Every line of the material below must be repeated exactly.

Content starts

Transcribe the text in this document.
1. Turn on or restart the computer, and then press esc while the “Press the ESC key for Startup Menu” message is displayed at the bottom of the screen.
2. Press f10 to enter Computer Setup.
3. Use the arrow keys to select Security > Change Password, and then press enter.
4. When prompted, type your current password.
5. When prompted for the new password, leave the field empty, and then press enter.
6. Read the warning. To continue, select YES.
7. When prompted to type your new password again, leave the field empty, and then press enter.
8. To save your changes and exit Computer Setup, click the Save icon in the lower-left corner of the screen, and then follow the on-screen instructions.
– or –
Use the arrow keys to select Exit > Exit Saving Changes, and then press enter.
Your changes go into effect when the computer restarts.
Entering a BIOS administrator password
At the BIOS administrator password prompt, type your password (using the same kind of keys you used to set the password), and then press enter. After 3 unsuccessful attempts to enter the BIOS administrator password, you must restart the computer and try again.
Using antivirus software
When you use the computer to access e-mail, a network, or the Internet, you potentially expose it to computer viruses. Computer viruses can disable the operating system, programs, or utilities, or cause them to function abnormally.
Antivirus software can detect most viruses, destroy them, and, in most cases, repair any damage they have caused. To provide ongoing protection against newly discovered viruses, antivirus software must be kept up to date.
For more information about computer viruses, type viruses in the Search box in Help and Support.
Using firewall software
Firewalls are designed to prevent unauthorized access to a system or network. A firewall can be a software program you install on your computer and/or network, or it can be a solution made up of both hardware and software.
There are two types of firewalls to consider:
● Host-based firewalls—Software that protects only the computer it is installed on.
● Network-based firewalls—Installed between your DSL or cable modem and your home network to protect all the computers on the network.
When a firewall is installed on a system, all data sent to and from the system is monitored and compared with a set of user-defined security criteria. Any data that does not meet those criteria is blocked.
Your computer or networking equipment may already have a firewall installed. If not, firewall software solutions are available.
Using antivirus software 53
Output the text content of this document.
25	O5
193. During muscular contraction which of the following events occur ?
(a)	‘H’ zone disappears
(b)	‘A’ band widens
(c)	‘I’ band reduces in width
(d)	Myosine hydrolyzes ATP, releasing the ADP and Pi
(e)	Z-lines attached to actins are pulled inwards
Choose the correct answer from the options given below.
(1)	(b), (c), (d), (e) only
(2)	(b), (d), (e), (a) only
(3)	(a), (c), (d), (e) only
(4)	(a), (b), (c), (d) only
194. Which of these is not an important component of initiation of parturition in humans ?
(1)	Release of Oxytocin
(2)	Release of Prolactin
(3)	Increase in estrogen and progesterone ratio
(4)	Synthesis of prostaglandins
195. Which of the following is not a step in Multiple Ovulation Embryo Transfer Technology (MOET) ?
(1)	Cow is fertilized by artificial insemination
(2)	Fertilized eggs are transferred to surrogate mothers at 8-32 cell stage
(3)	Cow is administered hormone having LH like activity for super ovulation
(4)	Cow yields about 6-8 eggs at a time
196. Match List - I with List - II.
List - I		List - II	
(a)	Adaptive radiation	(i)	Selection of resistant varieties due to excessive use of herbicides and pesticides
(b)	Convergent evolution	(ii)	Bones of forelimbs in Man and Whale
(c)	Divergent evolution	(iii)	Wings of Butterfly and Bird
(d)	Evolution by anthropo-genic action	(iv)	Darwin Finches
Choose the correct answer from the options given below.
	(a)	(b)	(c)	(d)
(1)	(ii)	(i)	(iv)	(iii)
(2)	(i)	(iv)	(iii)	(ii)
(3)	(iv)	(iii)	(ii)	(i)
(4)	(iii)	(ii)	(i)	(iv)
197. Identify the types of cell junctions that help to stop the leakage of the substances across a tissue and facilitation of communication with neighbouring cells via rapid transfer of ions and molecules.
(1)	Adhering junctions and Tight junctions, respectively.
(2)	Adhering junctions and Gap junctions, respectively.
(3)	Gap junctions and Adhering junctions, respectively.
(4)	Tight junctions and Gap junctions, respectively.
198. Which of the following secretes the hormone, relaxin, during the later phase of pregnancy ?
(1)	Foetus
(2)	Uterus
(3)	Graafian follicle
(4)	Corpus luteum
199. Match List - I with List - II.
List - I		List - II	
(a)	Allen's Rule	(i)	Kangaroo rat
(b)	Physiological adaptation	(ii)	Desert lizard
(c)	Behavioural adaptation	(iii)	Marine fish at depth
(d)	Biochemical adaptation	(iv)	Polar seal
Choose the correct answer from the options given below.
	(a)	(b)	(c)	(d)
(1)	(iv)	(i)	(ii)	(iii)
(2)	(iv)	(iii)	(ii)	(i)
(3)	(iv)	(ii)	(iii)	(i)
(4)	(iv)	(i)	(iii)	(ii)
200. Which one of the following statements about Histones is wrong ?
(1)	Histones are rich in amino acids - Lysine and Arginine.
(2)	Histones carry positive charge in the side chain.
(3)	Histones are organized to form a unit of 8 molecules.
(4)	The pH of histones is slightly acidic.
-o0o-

Content ends

_Solution below:_
Transcribe the text in this document.
1. Turn on or restart the computer, and then press esc while the “Press the ESC key for Startup Menu” message is displayed at the bottom of the screen.
2. Press f10 to enter Computer Setup.
3. Use the arrow keys to select Security > Change Password, and then press enter.
4. When prompted, type your current password.
5. When prompted for the new password, leave the field empty, and then press enter.
6. Read the warning. To continue, select YES.
7. When prompted to type your new password again, leave the field empty, and then press enter.
8. To save your changes and exit Computer Setup, click the Save icon in the lower-left corner of the screen, and then follow the on-screen instructions.
– or –
Use the arrow keys to select Exit > Exit Saving Changes, and then press enter.
Your changes go into effect when the computer restarts.
Entering a BIOS administrator password
At the BIOS administrator password prompt, type your password (using the same kind of keys you used to set the password), and then press enter. After 3 unsuccessful attempts to enter the BIOS administrator password, you must restart the computer and try again.
Using antivirus software
When you use the computer to access e-mail, a network, or the Internet, you potentially expose it to computer viruses. Computer viruses can disable the operating system, programs, or utilities, or cause them to function abnormally.
Antivirus software can detect most viruses, destroy them, and, in most cases, repair any damage they have caused. To provide ongoing protection against newly discovered viruses, antivirus software must be kept up to date.
For more information about computer viruses, type viruses in the Search box in Help and Support.
Using firewall software
Firewalls are designed to prevent unauthorized access to a system or network. A firewall can be a software program you install on your computer and/or network, or it can be a solution made up of both hardware and software.
There are two types of firewalls to consider:
● Host-based firewalls—Software that protects only the computer it is installed on.
● Network-based firewalls—Installed between your DSL or cable modem and your home network to protect all the computers on the network.
When a firewall is installed on a system, all data sent to and from the system is monitored and compared with a set of user-defined security criteria. Any data that does not meet those criteria is blocked.
Your computer or networking equipment may already have a firewall installed. If not, firewall software solutions are available.
Using antivirus software 53
Output the text content of this document.
25	O5
193. During muscular contraction which of the following events occur ?
(a)	‘H’ zone disappears
(b)	‘A’ band widens
(c)	‘I’ band reduces in width
(d)	Myosine hydrolyzes ATP, releasing the ADP and Pi
(e)	Z-lines attached to actins are pulled inwards
Choose the correct answer from the options given below.
(1)	(b), (c), (d), (e) only
(2)	(b), (d), (e), (a) only
(3)	(a), (c), (d), (e) only
(4)	(a), (b), (c), (d) only
194. Which of these is not an important component of initiation of parturition in humans ?
(1)	Release of Oxytocin
(2)	Release of Prolactin
(3)	Increase in estrogen and progesterone ratio
(4)	Synthesis of prostaglandins
195. Which of the following is not a step in Multiple Ovulation Embryo Transfer Technology (MOET) ?
(1)	Cow is fertilized by artificial insemination
(2)	Fertilized eggs are transferred to surrogate mothers at 8-32 cell stage
(3)	Cow is administered hormone having LH like activity for super ovulation
(4)	Cow yields about 6-8 eggs at a time
196. Match List - I with List - II.
List - I		List - II	
(a)	Adaptive radiation	(i)	Selection of resistant varieties due to excessive use of herbicides and pesticides
(b)	Convergent evolution	(ii)	Bones of forelimbs in Man and Whale
(c)	Divergent evolution	(iii)	Wings of Butterfly and Bird
(d)	Evolution by anthropo-genic action	(iv)	Darwin Finches
Choose the correct answer from the options given below.
	(a)	(b)	(c)	(d)
(1)	(ii)	(i)	(iv)	(iii)
(2)	(i)	(iv)	(iii)	(ii)
(3)	(iv)	(iii)	(ii)	(i)
(4)	(iii)	(ii)	(i)	(iv)
197. Identify the types of cell junctions that help to stop the leakage of the substances across a tissue and facilitation of communication with neighbouring cells via rapid transfer of ions and molecules.
(1)	Adhering junctions and Tight junctions, respectively.
(2)	Adhering junctions and Gap junctions, respectively.
(3)	Gap junctions and Adhering junctions, respectively.
(4)	Tight junctions and Gap junctions, respectively.
198. Which of the following secretes the hormone, relaxin, during the later phase of pregnancy ?
(1)	Foetus
(2)	Uterus
(3)	Graafian follicle
(4)	Corpus luteum
199. Match List - I with List - II.
List - I		List - II	
(a)	Allen's Rule	(i)	Kangaroo rat
(b)	Physiological adaptation	(ii)	Desert lizard
(c)	Behavioural adaptation	(iii)	Marine fish at depth
(d)	Biochemical adaptation	(iv)	Polar seal
Choose the correct answer from the options given below.
	(a)	(b)	(c)	(d)
(1)	(iv)	(i)	(ii)	(iii)
(2)	(iv)	(iii)	(ii)	(i)
(3)	(iv)	(ii)	(iii)	(i)
(4)	(iv)	(i)	(iii)	(ii)
200. Which one of the following statements about Histones is wrong ?
(1)	Histones are rich in amino acids - Lysine and Arginine.
(2)	Histones carry positive charge in the side chain.
(3)	Histones are organized to form a unit of 8 molecules.
(4)	The pH of histones is slightly acidic.
-o0o-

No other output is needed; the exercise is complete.